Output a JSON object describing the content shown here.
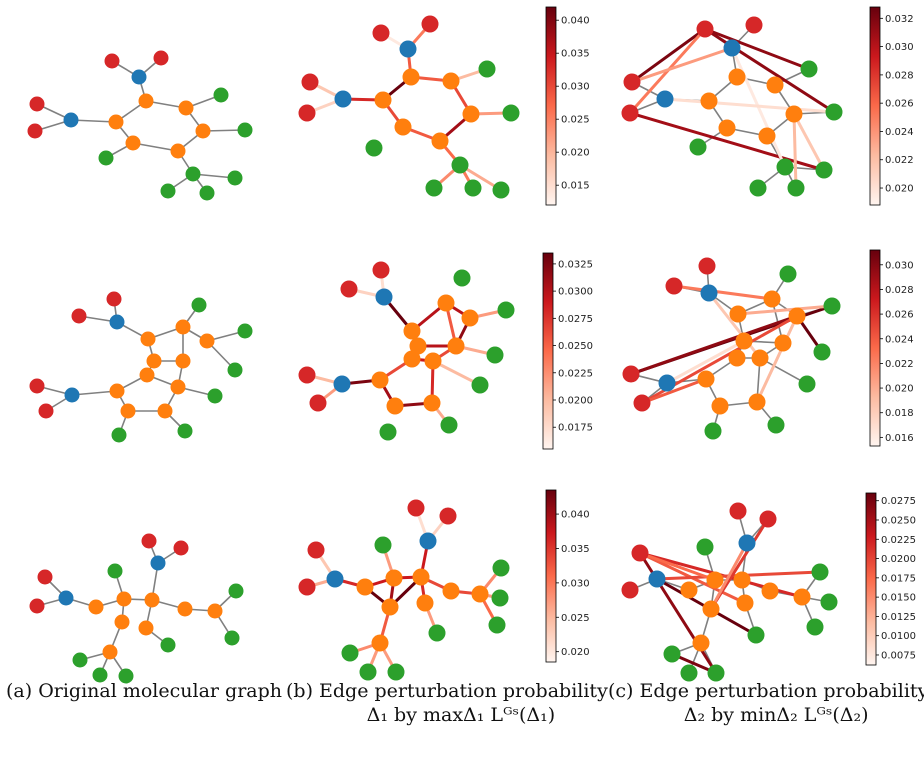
{
  "captions": {
    "a": "(a) Original molecular graph",
    "b_line1": "(b) Edge perturbation probability",
    "b_line2": "Δ₁ by maxΔ₁ Lᴳˢ(Δ₁)",
    "c_line1": "(c) Edge perturbation probability",
    "c_line2": "Δ₂ by minΔ₂ Lᴳˢ(Δ₂)"
  },
  "colors": {
    "carbon": "#ff7f0e",
    "nitrogen": "#1f77b4",
    "oxygen": "#d62728",
    "other": "#2ca02c",
    "bond": "#808080",
    "cmap_low": "#fff5f0",
    "cmap_mid": "#fb6a4a",
    "cmap_high": "#67000d"
  },
  "colorbars": [
    {
      "ticks": [
        "0.040",
        "0.035",
        "0.030",
        "0.025",
        "0.020",
        "0.015"
      ],
      "vmin": 0.012,
      "vmax": 0.042,
      "values": [
        0.04,
        0.035,
        0.03,
        0.025,
        0.02,
        0.015
      ]
    },
    {
      "ticks": [
        "0.032",
        "0.030",
        "0.028",
        "0.026",
        "0.024",
        "0.022",
        "0.020"
      ],
      "vmin": 0.0188,
      "vmax": 0.0328,
      "values": [
        0.032,
        0.03,
        0.028,
        0.026,
        0.024,
        0.022,
        0.02
      ]
    },
    {
      "ticks": [
        "0.0325",
        "0.0300",
        "0.0275",
        "0.0250",
        "0.0225",
        "0.0200",
        "0.0175"
      ],
      "vmin": 0.0155,
      "vmax": 0.0335,
      "values": [
        0.0325,
        0.03,
        0.0275,
        0.025,
        0.0225,
        0.02,
        0.0175
      ]
    },
    {
      "ticks": [
        "0.030",
        "0.028",
        "0.026",
        "0.024",
        "0.022",
        "0.020",
        "0.018",
        "0.016"
      ],
      "vmin": 0.0153,
      "vmax": 0.0312,
      "values": [
        0.03,
        0.028,
        0.026,
        0.024,
        0.022,
        0.02,
        0.018,
        0.016
      ]
    },
    {
      "ticks": [
        "0.040",
        "0.035",
        "0.030",
        "0.025",
        "0.020"
      ],
      "vmin": 0.0185,
      "vmax": 0.0435,
      "values": [
        0.04,
        0.035,
        0.03,
        0.025,
        0.02
      ]
    },
    {
      "ticks": [
        "0.0275",
        "0.0250",
        "0.0225",
        "0.0200",
        "0.0175",
        "0.0150",
        "0.0125",
        "0.0100",
        "0.0075"
      ],
      "vmin": 0.0062,
      "vmax": 0.0285,
      "values": [
        0.0275,
        0.025,
        0.0225,
        0.02,
        0.0175,
        0.015,
        0.0125,
        0.01,
        0.0075
      ]
    }
  ]
}
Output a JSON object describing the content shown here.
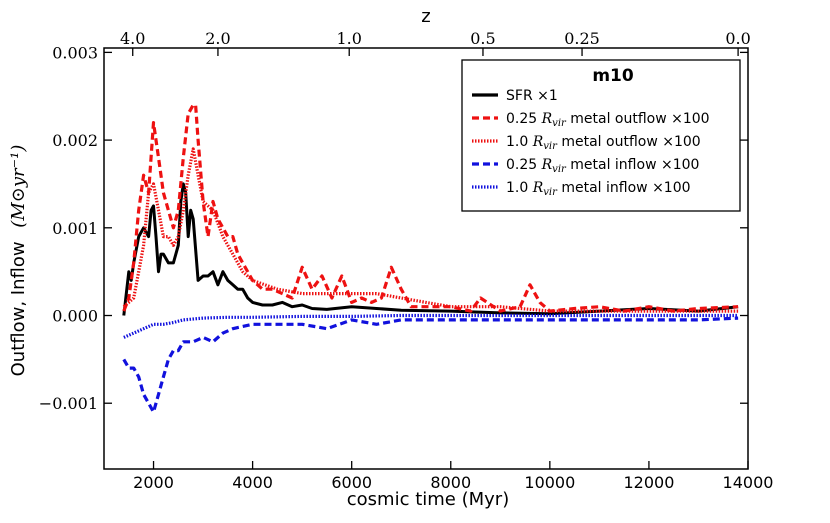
{
  "chart_data": {
    "type": "line",
    "title": "m10",
    "xlabel": "cosmic time (Myr)",
    "ylabel_main": "Outflow, Inflow",
    "ylabel_units": "(M⊙yr⁻¹)",
    "top_axis_label": "z",
    "xlim": [
      1000,
      14000
    ],
    "ylim": [
      -0.00175,
      0.00305
    ],
    "x_ticks": [
      2000,
      4000,
      6000,
      8000,
      10000,
      12000,
      14000
    ],
    "x_tick_labels": [
      "2000",
      "4000",
      "6000",
      "8000",
      "10000",
      "12000",
      "14000"
    ],
    "y_ticks": [
      -0.001,
      0.0,
      0.001,
      0.002,
      0.003
    ],
    "y_tick_labels": [
      "−0.001",
      "0.000",
      "0.001",
      "0.002",
      "0.003"
    ],
    "top_ticks": [
      {
        "label": "4.0",
        "time": 1580
      },
      {
        "label": "2.0",
        "time": 3300
      },
      {
        "label": "1.0",
        "time": 5950
      },
      {
        "label": "0.5",
        "time": 8650
      },
      {
        "label": "0.25",
        "time": 10650
      },
      {
        "label": "0.0",
        "time": 13800
      }
    ],
    "legend_position": "top-right",
    "series": [
      {
        "name": "SFR ×1",
        "legend_parts": [
          "SFR ×1"
        ],
        "color": "#000000",
        "style": "solid",
        "x": [
          1400,
          1500,
          1550,
          1600,
          1700,
          1800,
          1900,
          1950,
          2000,
          2050,
          2100,
          2150,
          2200,
          2300,
          2400,
          2500,
          2550,
          2600,
          2650,
          2700,
          2750,
          2800,
          2900,
          3000,
          3100,
          3200,
          3300,
          3400,
          3500,
          3600,
          3700,
          3800,
          3900,
          4000,
          4200,
          4400,
          4600,
          4800,
          5000,
          5200,
          5500,
          6000,
          6500,
          7000,
          8000,
          9000,
          10000,
          11000,
          12000,
          13000,
          13800
        ],
        "y": [
          0.0,
          0.0005,
          0.0004,
          0.0006,
          0.0009,
          0.001,
          0.0009,
          0.0012,
          0.00125,
          0.0009,
          0.0005,
          0.0007,
          0.0007,
          0.0006,
          0.0006,
          0.0008,
          0.0013,
          0.0015,
          0.0014,
          0.0009,
          0.0012,
          0.0011,
          0.0004,
          0.00045,
          0.00045,
          0.0005,
          0.00035,
          0.0005,
          0.0004,
          0.00035,
          0.0003,
          0.0003,
          0.0002,
          0.00015,
          0.00012,
          0.00012,
          0.00015,
          0.0001,
          0.00012,
          8e-05,
          7e-05,
          0.0001,
          8e-05,
          6e-05,
          5e-05,
          3e-05,
          2e-05,
          5e-05,
          8e-05,
          5e-05,
          0.0001
        ]
      },
      {
        "name": "0.25 Rvir metal outflow ×100",
        "legend_parts": [
          "0.25 ",
          "R",
          "vir",
          " metal outflow  ×100"
        ],
        "color": "#ee1111",
        "style": "dashed",
        "x": [
          1400,
          1500,
          1600,
          1700,
          1800,
          1900,
          2000,
          2100,
          2200,
          2300,
          2400,
          2500,
          2600,
          2700,
          2800,
          2850,
          2900,
          3000,
          3100,
          3200,
          3300,
          3400,
          3500,
          3600,
          3700,
          3800,
          4000,
          4200,
          4400,
          4600,
          4800,
          5000,
          5200,
          5400,
          5600,
          5800,
          6000,
          6200,
          6400,
          6600,
          6800,
          7000,
          7200,
          7500,
          8000,
          8400,
          8600,
          9000,
          9400,
          9600,
          9800,
          10000,
          10500,
          11000,
          11500,
          12000,
          12500,
          13000,
          13800
        ],
        "y": [
          5e-05,
          0.0002,
          0.0006,
          0.0012,
          0.0016,
          0.0014,
          0.0022,
          0.0018,
          0.0014,
          0.0012,
          0.001,
          0.0012,
          0.0018,
          0.0023,
          0.0024,
          0.0024,
          0.002,
          0.0013,
          0.0009,
          0.0013,
          0.0011,
          0.001,
          0.0009,
          0.0009,
          0.0007,
          0.0006,
          0.0004,
          0.0003,
          0.0003,
          0.00025,
          0.0002,
          0.00055,
          0.0003,
          0.00045,
          0.0002,
          0.00045,
          0.00015,
          0.0002,
          0.00015,
          0.0002,
          0.00055,
          0.0003,
          0.0001,
          0.0001,
          0.0001,
          5e-05,
          0.0002,
          5e-05,
          0.0001,
          0.00035,
          0.00015,
          5e-05,
          8e-05,
          0.0001,
          5e-05,
          0.0001,
          5e-05,
          8e-05,
          0.0001
        ]
      },
      {
        "name": "1.0 Rvir metal outflow ×100",
        "legend_parts": [
          "1.0 ",
          "R",
          "vir",
          " metal outflow ×100"
        ],
        "color": "#ee1111",
        "style": "dotted",
        "x": [
          1400,
          1600,
          1700,
          1800,
          1900,
          2000,
          2100,
          2200,
          2300,
          2400,
          2500,
          2600,
          2700,
          2800,
          2900,
          3000,
          3200,
          3400,
          3600,
          3800,
          4000,
          4500,
          5000,
          5500,
          6000,
          6500,
          7000,
          7500,
          8000,
          9000,
          10000,
          11000,
          12000,
          13000,
          13800
        ],
        "y": [
          0.0001,
          0.0002,
          0.0005,
          0.0008,
          0.0014,
          0.0015,
          0.0012,
          0.0009,
          0.0009,
          0.0008,
          0.0009,
          0.0012,
          0.0016,
          0.0019,
          0.0016,
          0.0013,
          0.0012,
          0.0009,
          0.0007,
          0.0005,
          0.0004,
          0.0003,
          0.00025,
          0.00025,
          0.00025,
          0.00025,
          0.0002,
          0.00015,
          0.0001,
          0.0001,
          5e-05,
          5e-05,
          5e-05,
          5e-05,
          5e-05
        ]
      },
      {
        "name": "0.25 Rvir metal inflow ×100",
        "legend_parts": [
          "0.25 ",
          "R",
          "vir",
          " metal inflow ×100"
        ],
        "color": "#1111dd",
        "style": "dashed",
        "x": [
          1400,
          1500,
          1600,
          1700,
          1800,
          1900,
          2000,
          2100,
          2200,
          2300,
          2400,
          2500,
          2600,
          2800,
          3000,
          3200,
          3400,
          3600,
          4000,
          4500,
          5000,
          5500,
          6000,
          6500,
          7000,
          8000,
          9000,
          10000,
          11000,
          12000,
          13000,
          13800
        ],
        "y": [
          -0.0005,
          -0.0006,
          -0.0006,
          -0.0007,
          -0.0009,
          -0.001,
          -0.0011,
          -0.0009,
          -0.0007,
          -0.0005,
          -0.0004,
          -0.0004,
          -0.0003,
          -0.0003,
          -0.00025,
          -0.0003,
          -0.0002,
          -0.00015,
          -0.0001,
          -0.0001,
          -0.0001,
          -0.00015,
          -5e-05,
          -0.0001,
          -5e-05,
          -5e-05,
          -5e-05,
          -5e-05,
          -5e-05,
          -5e-05,
          -5e-05,
          -3e-05
        ]
      },
      {
        "name": "1.0 Rvir metal inflow ×100",
        "legend_parts": [
          "1.0 ",
          "R",
          "vir",
          " metal inflow  ×100"
        ],
        "color": "#1111dd",
        "style": "dotted",
        "x": [
          1400,
          1600,
          1800,
          2000,
          2200,
          2400,
          2600,
          2800,
          3000,
          3500,
          4000,
          5000,
          6000,
          7000,
          8000,
          9000,
          10000,
          11000,
          12000,
          13000,
          13800
        ],
        "y": [
          -0.00025,
          -0.0002,
          -0.00015,
          -0.0001,
          -0.0001,
          -8e-05,
          -5e-05,
          -4e-05,
          -3e-05,
          -2e-05,
          -2e-05,
          -1e-05,
          -1e-05,
          0.0,
          0.0,
          0.0,
          0.0,
          0.0,
          0.0,
          0.0,
          0.0
        ]
      }
    ]
  }
}
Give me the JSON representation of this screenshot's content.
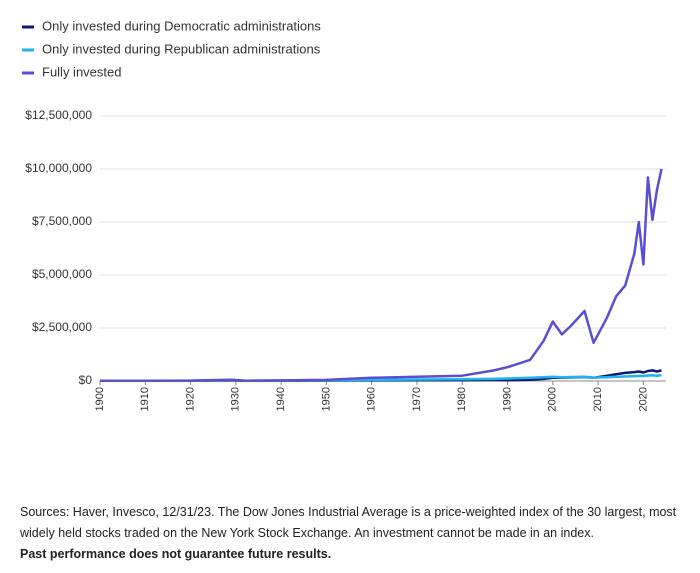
{
  "chart_data": {
    "type": "line",
    "x": [
      1900,
      1910,
      1920,
      1929,
      1932,
      1940,
      1950,
      1960,
      1970,
      1980,
      1987,
      1990,
      1995,
      1998,
      2000,
      2002,
      2004,
      2007,
      2009,
      2012,
      2014,
      2016,
      2018,
      2019,
      2020,
      2021,
      2022,
      2023,
      2024
    ],
    "series": [
      {
        "name": "Only invested during Democratic administrations",
        "color": "#0d1a6b",
        "values": [
          10000,
          11000,
          12000,
          30000,
          10000,
          15000,
          20000,
          30000,
          40000,
          40000,
          45000,
          40000,
          60000,
          100000,
          150000,
          160000,
          170000,
          190000,
          150000,
          250000,
          320000,
          380000,
          420000,
          450000,
          400000,
          470000,
          500000,
          450000,
          500000
        ]
      },
      {
        "name": "Only invested during Republican administrations",
        "color": "#1fb3ef",
        "values": [
          10000,
          12000,
          15000,
          50000,
          15000,
          20000,
          30000,
          50000,
          70000,
          80000,
          100000,
          120000,
          150000,
          180000,
          200000,
          180000,
          190000,
          200000,
          160000,
          180000,
          200000,
          210000,
          230000,
          240000,
          230000,
          260000,
          270000,
          250000,
          280000
        ]
      },
      {
        "name": "Fully invested",
        "color": "#5a4fd0",
        "values": [
          10000,
          15000,
          20000,
          60000,
          15000,
          30000,
          50000,
          150000,
          200000,
          250000,
          500000,
          650000,
          1000000,
          1900000,
          2800000,
          2200000,
          2600000,
          3300000,
          1800000,
          3000000,
          4000000,
          4500000,
          6000000,
          7500000,
          5500000,
          9600000,
          7600000,
          9000000,
          10000000
        ]
      }
    ],
    "xlim": [
      1900,
      2025
    ],
    "xticks": [
      1900,
      1910,
      1920,
      1930,
      1940,
      1950,
      1960,
      1970,
      1980,
      1990,
      2000,
      2010,
      2020
    ],
    "ylim": [
      0,
      12500000
    ],
    "yticks": [
      {
        "value": 0,
        "label": "$0"
      },
      {
        "value": 2500000,
        "label": "$2,500,000"
      },
      {
        "value": 5000000,
        "label": "$5,000,000"
      },
      {
        "value": 7500000,
        "label": "$7,500,000"
      },
      {
        "value": 10000000,
        "label": "$10,000,000"
      },
      {
        "value": 12500000,
        "label": "$12,500,000"
      }
    ],
    "grid": true
  },
  "footer": {
    "sources": "Sources: Haver, Invesco, 12/31/23. The Dow Jones Industrial Average is a price-weighted index of the 30 largest, most widely held stocks traded on the New York Stock Exchange. An investment cannot be made in an index.",
    "disclaimer": "Past performance does not guarantee future results."
  }
}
========================
What you have to do: Which lines hold the word "probability"? Return all of them from the records above.

Written solution:
    "b_line1": "(b) Edge perturbation probability",
    "c_line1": "(c) Edge perturbation probability",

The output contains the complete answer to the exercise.